START Dataset records
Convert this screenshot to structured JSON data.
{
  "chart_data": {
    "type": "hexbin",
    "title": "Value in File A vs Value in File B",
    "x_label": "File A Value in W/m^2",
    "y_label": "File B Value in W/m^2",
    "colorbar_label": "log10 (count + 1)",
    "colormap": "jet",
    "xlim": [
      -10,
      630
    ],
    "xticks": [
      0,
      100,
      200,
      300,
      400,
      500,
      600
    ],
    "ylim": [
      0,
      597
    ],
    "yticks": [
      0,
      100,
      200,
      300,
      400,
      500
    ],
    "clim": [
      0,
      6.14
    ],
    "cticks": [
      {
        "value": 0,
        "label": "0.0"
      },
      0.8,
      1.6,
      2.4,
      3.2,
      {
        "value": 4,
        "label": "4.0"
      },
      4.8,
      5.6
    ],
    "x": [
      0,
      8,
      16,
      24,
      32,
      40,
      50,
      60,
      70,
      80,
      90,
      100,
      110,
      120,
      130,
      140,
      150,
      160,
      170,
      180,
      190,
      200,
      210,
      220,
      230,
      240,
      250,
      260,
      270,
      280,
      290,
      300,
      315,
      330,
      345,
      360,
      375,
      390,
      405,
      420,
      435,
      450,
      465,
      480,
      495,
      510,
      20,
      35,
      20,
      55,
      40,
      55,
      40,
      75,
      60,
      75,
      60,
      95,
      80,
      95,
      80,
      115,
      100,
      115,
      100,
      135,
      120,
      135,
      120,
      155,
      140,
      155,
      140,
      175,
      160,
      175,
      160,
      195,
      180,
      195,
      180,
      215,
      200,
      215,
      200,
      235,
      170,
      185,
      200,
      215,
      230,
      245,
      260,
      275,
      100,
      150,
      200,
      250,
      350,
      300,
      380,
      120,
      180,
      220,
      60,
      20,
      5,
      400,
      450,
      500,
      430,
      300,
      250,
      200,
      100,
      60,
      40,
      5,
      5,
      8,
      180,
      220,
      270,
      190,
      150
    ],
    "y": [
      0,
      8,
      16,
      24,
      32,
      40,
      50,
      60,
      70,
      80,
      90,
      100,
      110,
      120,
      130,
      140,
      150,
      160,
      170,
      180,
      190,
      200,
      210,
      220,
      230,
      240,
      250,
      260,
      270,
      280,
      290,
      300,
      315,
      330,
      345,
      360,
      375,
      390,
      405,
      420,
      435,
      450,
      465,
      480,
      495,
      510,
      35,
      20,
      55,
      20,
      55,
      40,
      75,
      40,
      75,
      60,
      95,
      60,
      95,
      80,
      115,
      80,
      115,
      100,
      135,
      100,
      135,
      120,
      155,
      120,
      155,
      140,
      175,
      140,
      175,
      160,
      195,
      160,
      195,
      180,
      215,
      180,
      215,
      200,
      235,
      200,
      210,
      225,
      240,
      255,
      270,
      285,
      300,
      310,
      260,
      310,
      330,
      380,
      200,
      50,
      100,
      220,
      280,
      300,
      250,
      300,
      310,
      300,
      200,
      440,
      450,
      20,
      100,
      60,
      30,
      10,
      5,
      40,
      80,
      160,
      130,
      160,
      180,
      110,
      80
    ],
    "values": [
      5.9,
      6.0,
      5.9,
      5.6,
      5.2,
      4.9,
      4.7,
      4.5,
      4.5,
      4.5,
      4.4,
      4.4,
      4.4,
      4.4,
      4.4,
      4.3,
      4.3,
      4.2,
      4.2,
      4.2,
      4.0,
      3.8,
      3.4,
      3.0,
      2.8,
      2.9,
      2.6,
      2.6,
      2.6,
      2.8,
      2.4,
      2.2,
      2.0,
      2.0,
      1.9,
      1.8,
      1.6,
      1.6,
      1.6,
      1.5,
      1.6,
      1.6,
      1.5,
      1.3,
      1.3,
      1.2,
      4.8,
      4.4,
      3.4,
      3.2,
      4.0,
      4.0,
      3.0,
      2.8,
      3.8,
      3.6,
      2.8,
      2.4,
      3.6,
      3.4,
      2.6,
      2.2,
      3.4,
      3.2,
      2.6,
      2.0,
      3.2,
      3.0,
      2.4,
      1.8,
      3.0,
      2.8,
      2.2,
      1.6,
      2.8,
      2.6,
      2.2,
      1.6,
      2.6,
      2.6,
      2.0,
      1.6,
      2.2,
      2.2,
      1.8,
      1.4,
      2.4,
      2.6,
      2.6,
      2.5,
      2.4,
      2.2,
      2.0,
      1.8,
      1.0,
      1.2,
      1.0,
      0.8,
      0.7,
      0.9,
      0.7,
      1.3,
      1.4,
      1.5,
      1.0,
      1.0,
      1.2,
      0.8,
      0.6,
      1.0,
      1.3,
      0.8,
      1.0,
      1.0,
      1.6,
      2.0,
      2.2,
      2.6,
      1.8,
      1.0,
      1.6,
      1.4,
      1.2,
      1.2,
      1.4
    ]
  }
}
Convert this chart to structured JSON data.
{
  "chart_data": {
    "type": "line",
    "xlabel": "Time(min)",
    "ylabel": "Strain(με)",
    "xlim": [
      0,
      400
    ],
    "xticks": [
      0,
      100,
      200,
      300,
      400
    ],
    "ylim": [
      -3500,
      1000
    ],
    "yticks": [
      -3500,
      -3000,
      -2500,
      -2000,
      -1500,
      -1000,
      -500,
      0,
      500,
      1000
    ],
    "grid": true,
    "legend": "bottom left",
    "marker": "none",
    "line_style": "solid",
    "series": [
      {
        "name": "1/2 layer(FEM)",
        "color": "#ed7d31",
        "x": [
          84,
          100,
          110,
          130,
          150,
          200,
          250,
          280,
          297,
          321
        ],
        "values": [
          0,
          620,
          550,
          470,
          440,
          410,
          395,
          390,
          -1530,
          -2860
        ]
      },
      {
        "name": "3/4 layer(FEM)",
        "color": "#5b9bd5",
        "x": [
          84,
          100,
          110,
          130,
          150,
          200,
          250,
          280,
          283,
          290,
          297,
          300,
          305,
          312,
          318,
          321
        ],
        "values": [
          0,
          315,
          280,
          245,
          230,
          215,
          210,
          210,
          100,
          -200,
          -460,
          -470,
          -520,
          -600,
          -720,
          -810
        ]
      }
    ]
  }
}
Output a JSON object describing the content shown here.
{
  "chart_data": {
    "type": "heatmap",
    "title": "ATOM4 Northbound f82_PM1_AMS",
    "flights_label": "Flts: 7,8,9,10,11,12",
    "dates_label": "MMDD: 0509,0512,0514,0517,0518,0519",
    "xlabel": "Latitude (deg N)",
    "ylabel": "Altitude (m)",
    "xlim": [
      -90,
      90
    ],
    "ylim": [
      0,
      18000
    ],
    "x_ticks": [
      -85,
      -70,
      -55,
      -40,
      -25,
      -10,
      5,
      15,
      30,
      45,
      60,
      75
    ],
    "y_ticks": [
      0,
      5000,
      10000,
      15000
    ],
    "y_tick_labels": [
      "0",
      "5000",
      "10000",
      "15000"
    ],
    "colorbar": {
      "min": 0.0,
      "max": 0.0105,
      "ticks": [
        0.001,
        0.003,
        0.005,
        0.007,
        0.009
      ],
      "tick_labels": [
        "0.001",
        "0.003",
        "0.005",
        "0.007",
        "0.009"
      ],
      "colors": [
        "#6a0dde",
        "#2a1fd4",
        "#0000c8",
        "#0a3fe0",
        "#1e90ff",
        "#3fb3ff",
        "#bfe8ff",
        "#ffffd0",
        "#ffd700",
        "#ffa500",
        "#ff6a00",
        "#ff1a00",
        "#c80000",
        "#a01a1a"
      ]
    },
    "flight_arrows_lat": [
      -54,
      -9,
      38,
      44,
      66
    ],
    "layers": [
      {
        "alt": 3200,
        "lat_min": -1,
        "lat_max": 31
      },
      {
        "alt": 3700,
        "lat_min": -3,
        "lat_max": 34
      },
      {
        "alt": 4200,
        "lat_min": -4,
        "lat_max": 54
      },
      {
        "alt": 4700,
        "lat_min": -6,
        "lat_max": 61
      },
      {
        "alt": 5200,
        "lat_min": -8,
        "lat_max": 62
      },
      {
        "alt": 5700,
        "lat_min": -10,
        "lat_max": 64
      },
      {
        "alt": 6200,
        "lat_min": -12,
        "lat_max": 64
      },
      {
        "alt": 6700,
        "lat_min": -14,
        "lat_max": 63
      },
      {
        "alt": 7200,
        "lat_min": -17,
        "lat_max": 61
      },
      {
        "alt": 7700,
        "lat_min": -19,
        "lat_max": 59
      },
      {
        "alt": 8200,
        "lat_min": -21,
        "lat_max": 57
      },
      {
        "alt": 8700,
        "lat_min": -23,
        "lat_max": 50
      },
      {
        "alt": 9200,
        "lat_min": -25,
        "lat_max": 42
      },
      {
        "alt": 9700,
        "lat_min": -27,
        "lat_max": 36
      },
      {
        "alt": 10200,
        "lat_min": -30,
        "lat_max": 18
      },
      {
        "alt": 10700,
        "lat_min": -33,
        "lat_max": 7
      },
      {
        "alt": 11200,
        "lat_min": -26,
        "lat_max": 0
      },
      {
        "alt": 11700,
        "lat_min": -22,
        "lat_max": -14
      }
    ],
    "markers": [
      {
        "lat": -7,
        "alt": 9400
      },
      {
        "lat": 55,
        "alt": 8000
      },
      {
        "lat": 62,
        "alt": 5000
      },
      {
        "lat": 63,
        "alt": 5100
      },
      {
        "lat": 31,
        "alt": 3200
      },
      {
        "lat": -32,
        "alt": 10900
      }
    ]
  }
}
END Dataset records
* [What this task involves]:
In the material above, show every line where the word "File" turns up.

* [Answer to this exercise]:
    "title": "Value in File A vs Value in File B",
    "x_label": "File A Value in W/m^2",
    "y_label": "File B Value in W/m^2",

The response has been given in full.